> Problem requirements: Every record should be written out exactly, please.
Start of Material provided
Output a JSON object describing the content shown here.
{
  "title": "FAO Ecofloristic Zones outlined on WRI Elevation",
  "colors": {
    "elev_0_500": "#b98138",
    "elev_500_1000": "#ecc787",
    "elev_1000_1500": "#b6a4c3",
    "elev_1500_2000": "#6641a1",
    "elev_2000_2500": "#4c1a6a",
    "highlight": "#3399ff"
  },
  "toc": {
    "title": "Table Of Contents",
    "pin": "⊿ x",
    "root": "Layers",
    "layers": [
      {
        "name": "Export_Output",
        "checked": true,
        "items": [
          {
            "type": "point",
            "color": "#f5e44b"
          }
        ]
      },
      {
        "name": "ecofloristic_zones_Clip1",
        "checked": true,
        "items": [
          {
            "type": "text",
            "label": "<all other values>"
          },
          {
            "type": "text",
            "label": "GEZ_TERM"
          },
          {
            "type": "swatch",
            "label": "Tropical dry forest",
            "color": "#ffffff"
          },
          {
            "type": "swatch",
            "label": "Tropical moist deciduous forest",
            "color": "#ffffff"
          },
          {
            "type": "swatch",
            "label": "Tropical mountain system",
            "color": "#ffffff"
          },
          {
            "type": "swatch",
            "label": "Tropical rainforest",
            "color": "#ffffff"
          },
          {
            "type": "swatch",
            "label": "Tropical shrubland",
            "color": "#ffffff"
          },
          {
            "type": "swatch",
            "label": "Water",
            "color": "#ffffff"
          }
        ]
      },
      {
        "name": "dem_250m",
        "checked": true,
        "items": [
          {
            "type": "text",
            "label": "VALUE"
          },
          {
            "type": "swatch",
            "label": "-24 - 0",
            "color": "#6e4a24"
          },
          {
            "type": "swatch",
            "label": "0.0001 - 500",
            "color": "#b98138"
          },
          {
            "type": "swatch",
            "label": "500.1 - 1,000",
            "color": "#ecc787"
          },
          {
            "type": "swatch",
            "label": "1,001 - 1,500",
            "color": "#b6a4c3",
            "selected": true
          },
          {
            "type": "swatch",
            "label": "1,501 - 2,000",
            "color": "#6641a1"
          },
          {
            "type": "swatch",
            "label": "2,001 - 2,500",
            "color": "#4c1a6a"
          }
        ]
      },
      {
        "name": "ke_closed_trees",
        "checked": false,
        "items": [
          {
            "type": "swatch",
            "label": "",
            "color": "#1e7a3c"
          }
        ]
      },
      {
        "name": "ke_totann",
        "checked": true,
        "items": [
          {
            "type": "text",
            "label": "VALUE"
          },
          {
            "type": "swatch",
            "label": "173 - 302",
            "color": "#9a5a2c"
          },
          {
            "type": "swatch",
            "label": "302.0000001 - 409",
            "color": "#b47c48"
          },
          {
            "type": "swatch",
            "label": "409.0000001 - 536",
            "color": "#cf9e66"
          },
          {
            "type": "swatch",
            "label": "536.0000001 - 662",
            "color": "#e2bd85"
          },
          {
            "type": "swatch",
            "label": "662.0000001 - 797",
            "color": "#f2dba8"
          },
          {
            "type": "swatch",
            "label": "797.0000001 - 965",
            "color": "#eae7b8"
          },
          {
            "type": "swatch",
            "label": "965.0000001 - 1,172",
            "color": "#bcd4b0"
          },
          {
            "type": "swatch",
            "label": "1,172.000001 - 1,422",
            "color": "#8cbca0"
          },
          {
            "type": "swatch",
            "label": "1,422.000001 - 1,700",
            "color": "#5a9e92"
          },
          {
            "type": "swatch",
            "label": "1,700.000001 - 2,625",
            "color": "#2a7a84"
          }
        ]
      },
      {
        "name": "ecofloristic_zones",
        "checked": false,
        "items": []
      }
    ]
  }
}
End of Material provided
> Written reply:
Output a JSON object describing the content shown here.
{
  "title": "FAO Ecofloristic Zones outlined on WRI Elevation",
  "colors": {
    "elev_0_500": "#b98138",
    "elev_500_1000": "#ecc787",
    "elev_1000_1500": "#b6a4c3",
    "elev_1500_2000": "#6641a1",
    "elev_2000_2500": "#4c1a6a",
    "highlight": "#3399ff"
  },
  "toc": {
    "title": "Table Of Contents",
    "pin": "⊿ x",
    "root": "Layers",
    "layers": [
      {
        "name": "Export_Output",
        "checked": true,
        "items": [
          {
            "type": "point",
            "color": "#f5e44b"
          }
        ]
      },
      {
        "name": "ecofloristic_zones_Clip1",
        "checked": true,
        "items": [
          {
            "type": "text",
            "label": "<all other values>"
          },
          {
            "type": "text",
            "label": "GEZ_TERM"
          },
          {
            "type": "swatch",
            "label": "Tropical dry forest",
            "color": "#ffffff"
          },
          {
            "type": "swatch",
            "label": "Tropical moist deciduous forest",
            "color": "#ffffff"
          },
          {
            "type": "swatch",
            "label": "Tropical mountain system",
            "color": "#ffffff"
          },
          {
            "type": "swatch",
            "label": "Tropical rainforest",
            "color": "#ffffff"
          },
          {
            "type": "swatch",
            "label": "Tropical shrubland",
            "color": "#ffffff"
          },
          {
            "type": "swatch",
            "label": "Water",
            "color": "#ffffff"
          }
        ]
      },
      {
        "name": "dem_250m",
        "checked": true,
        "items": [
          {
            "type": "text",
            "label": "VALUE"
          },
          {
            "type": "swatch",
            "label": "-24 - 0",
            "color": "#6e4a24"
          },
          {
            "type": "swatch",
            "label": "0.0001 - 500",
            "color": "#b98138"
          },
          {
            "type": "swatch",
            "label": "500.1 - 1,000",
            "color": "#ecc787"
          },
          {
            "type": "swatch",
            "label": "1,001 - 1,500",
            "color": "#b6a4c3",
            "selected": true
          },
          {
            "type": "swatch",
            "label": "1,501 - 2,000",
            "color": "#6641a1"
          },
          {
            "type": "swatch",
            "label": "2,001 - 2,500",
            "color": "#4c1a6a"
          }
        ]
      },
      {
        "name": "ke_closed_trees",
        "checked": false,
        "items": [
          {
            "type": "swatch",
            "label": "",
            "color": "#1e7a3c"
          }
        ]
      },
      {
        "name": "ke_totann",
        "checked": true,
        "items": [
          {
            "type": "text",
            "label": "VALUE"
          },
          {
            "type": "swatch",
            "label": "173 - 302",
            "color": "#9a5a2c"
          },
          {
            "type": "swatch",
            "label": "302.0000001 - 409",
            "color": "#b47c48"
          },
          {
            "type": "swatch",
            "label": "409.0000001 - 536",
            "color": "#cf9e66"
          },
          {
            "type": "swatch",
            "label": "536.0000001 - 662",
            "color": "#e2bd85"
          },
          {
            "type": "swatch",
            "label": "662.0000001 - 797",
            "color": "#f2dba8"
          },
          {
            "type": "swatch",
            "label": "797.0000001 - 965",
            "color": "#eae7b8"
          },
          {
            "type": "swatch",
            "label": "965.0000001 - 1,172",
            "color": "#bcd4b0"
          },
          {
            "type": "swatch",
            "label": "1,172.000001 - 1,422",
            "color": "#8cbca0"
          },
          {
            "type": "swatch",
            "label": "1,422.000001 - 1,700",
            "color": "#5a9e92"
          },
          {
            "type": "swatch",
            "label": "1,700.000001 - 2,625",
            "color": "#2a7a84"
          }
        ]
      },
      {
        "name": "ecofloristic_zones",
        "checked": false,
        "items": []
      }
    ]
  }
}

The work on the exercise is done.